[Saved data entries]
--------------------------------

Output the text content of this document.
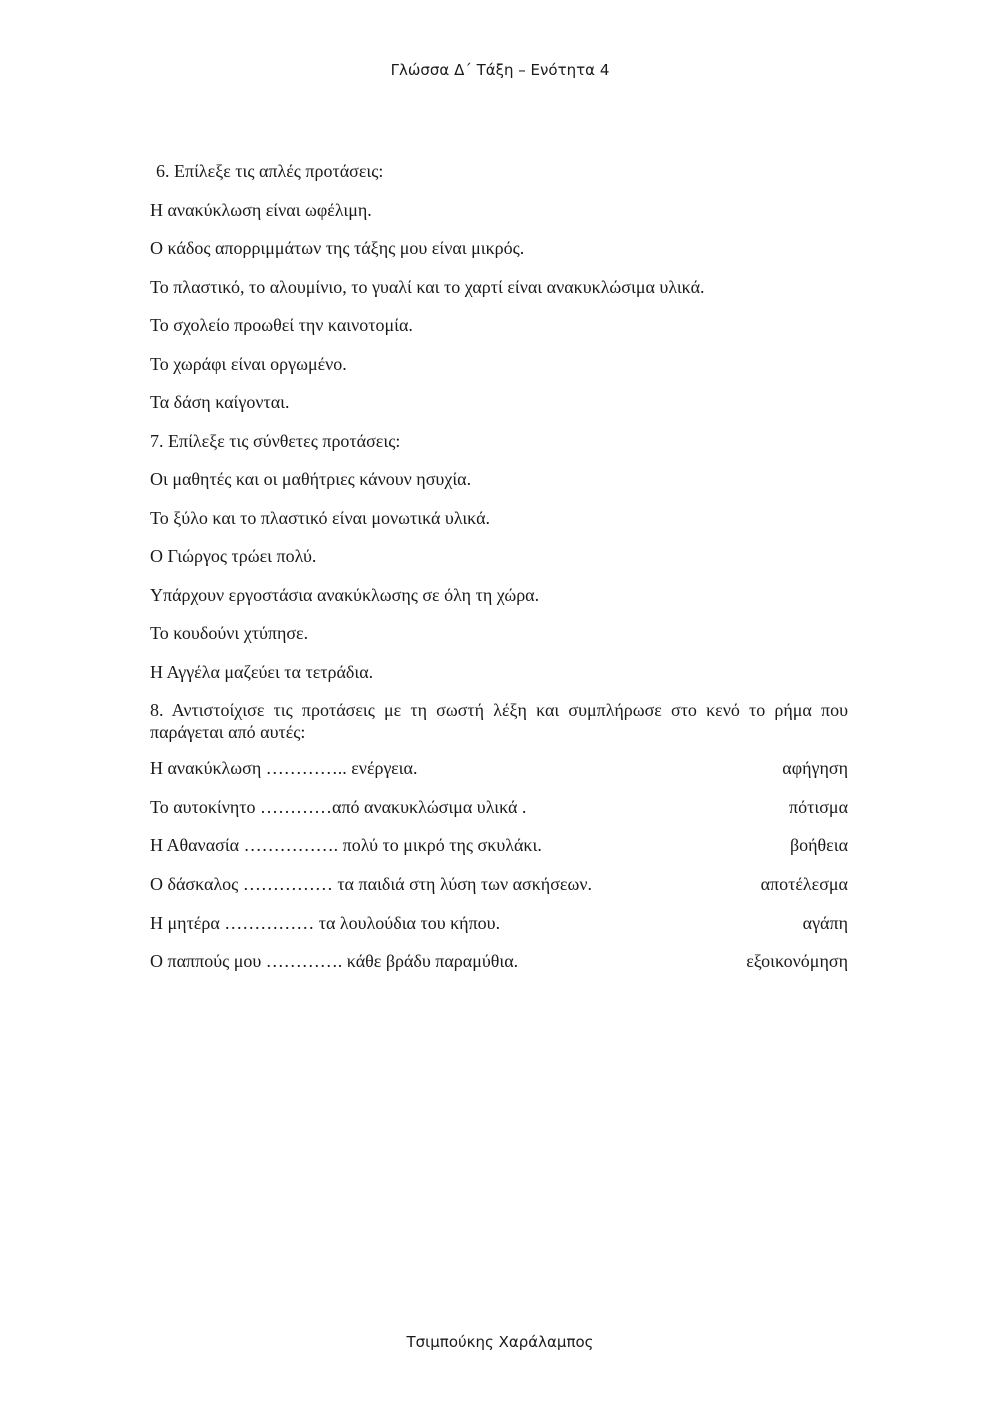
Γλώσσα Δ΄ Τάξη – Ενότητα 4
6. Επίλεξε τις απλές προτάσεις:
Η ανακύκλωση είναι ωφέλιμη.
Ο κάδος απορριμμάτων της τάξης μου είναι μικρός.
Το πλαστικό, το αλουμίνιο, το γυαλί και το χαρτί είναι ανακυκλώσιμα υλικά.
Το σχολείο προωθεί την καινοτομία.
Το χωράφι είναι οργωμένο.
Τα δάση καίγονται.
7. Επίλεξε τις σύνθετες προτάσεις:
Οι μαθητές και οι μαθήτριες κάνουν ησυχία.
Το ξύλο και το πλαστικό είναι μονωτικά υλικά.
Ο Γιώργος τρώει πολύ.
Υπάρχουν εργοστάσια ανακύκλωσης σε όλη τη χώρα.
Το κουδούνι χτύπησε.
Η Αγγέλα μαζεύει τα τετράδια.
8. Αντιστοίχισε τις προτάσεις με τη σωστή λέξη και συμπλήρωσε στο κενό το ρήμα που παράγεται από αυτές:
Η ανακύκλωση ………….. ενέργεια.	αφήγηση
Το αυτοκίνητο …………από ανακυκλώσιμα υλικά .	πότισμα
Η Αθανασία ……………. πολύ το μικρό της σκυλάκι.	βοήθεια
Ο δάσκαλος …………… τα παιδιά στη λύση των ασκήσεων.	αποτέλεσμα
Η μητέρα …………… τα λουλούδια του κήπου.	αγάπη
Ο παππούς μου …………. κάθε βράδυ παραμύθια.	εξοικονόμηση
Τσιμπούκης Χαράλαμπος
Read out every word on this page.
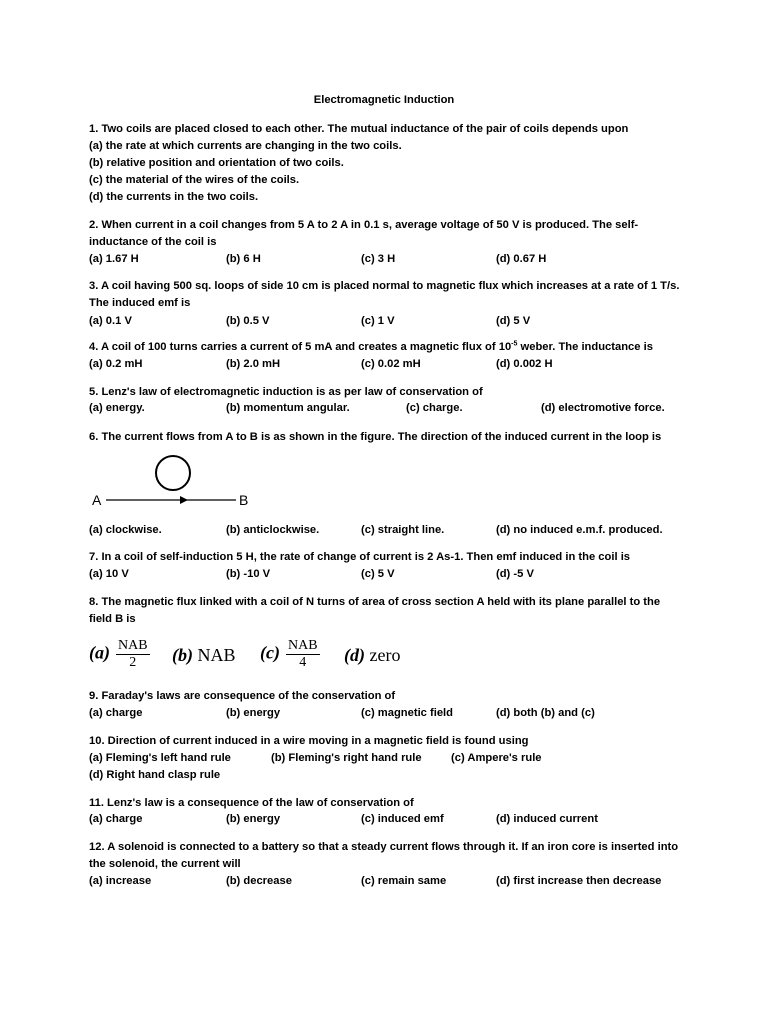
Electromagnetic Induction
1. Two coils are placed closed to each other. The mutual inductance of the pair of coils depends upon
(a) the rate at which currents are changing in the two coils.
(b) relative position and orientation of two coils.
(c) the material of the wires of the coils.
(d) the currents in the two coils.
2. When current in a coil changes from 5 A to 2 A in 0.1 s, average voltage of 50 V is produced. The self-
inductance of the coil is
(a) 1.67 H	(b) 6 H	(c) 3 H	(d) 0.67 H
3. A coil having 500 sq. loops of side 10 cm is placed normal to magnetic flux which increases at a rate of 1 T/s.
The induced emf is
(a) 0.1 V	(b) 0.5 V	(c) 1 V	(d) 5 V
4. A coil of 100 turns carries a current of 5 mA and creates a magnetic flux of $10^{-5}$ weber. The inductance is
(a) 0.2 mH	(b) 2.0 mH	(c) 0.02 mH	(d) 0.002 H
5. Lenz's law of electromagnetic induction is as per law of conservation of
(a) energy.	(b) momentum angular.	(c) charge.	(d) electromotive force.
6. The current flows from A to B is as shown in the figure. The direction of the induced current in the loop is
A	B
(a) clockwise.	(b) anticlockwise.	(c) straight line.	(d) no induced e.m.f. produced.
7. In a coil of self-induction 5 H, the rate of change of current is 2 As-1. Then emf induced in the coil is
(a) 10 V	(b) -10 V	(c) 5 V	(d) -5 V
8. The magnetic flux linked with a coil of N turns of area of cross section A held with its plane parallel to the
field B is
$(a) \frac{\text{NAB}}{2} (b)$ NAB $(c) \frac{\text{NAB}}{4} (d)$ zero
9. Faraday's laws are consequence of the conservation of
(a) charge	(b) energy	(c) magnetic field	(d) both (b) and (c)
10. Direction of current induced in a wire moving in a magnetic field is found using
(a) Fleming's left hand rule	(b) Fleming's right hand rule	(c) Ampere's rule
(d) Right hand clasp rule
11. Lenz's law is a consequence of the law of conservation of
(a) charge	(b) energy	(c) induced emf	(d) induced current
12. A solenoid is connected to a battery so that a steady current flows through it. If an iron core is inserted into
the solenoid, the current will
(a) increase	(b) decrease	(c) remain same	(d) first increase then decrease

--------------------------------

WHAT YOU NEED TO DO >> In the records above, locate every line with the string "turns" and copy it.

EXERCISE OUTPUT >>
4. A coil of 100 turns carries a current of 5 mA and creates a magnetic flux of $10^{-5}$ weber. The inductance is
8. The magnetic flux linked with a coil of N turns of area of cross section A held with its plane parallel to the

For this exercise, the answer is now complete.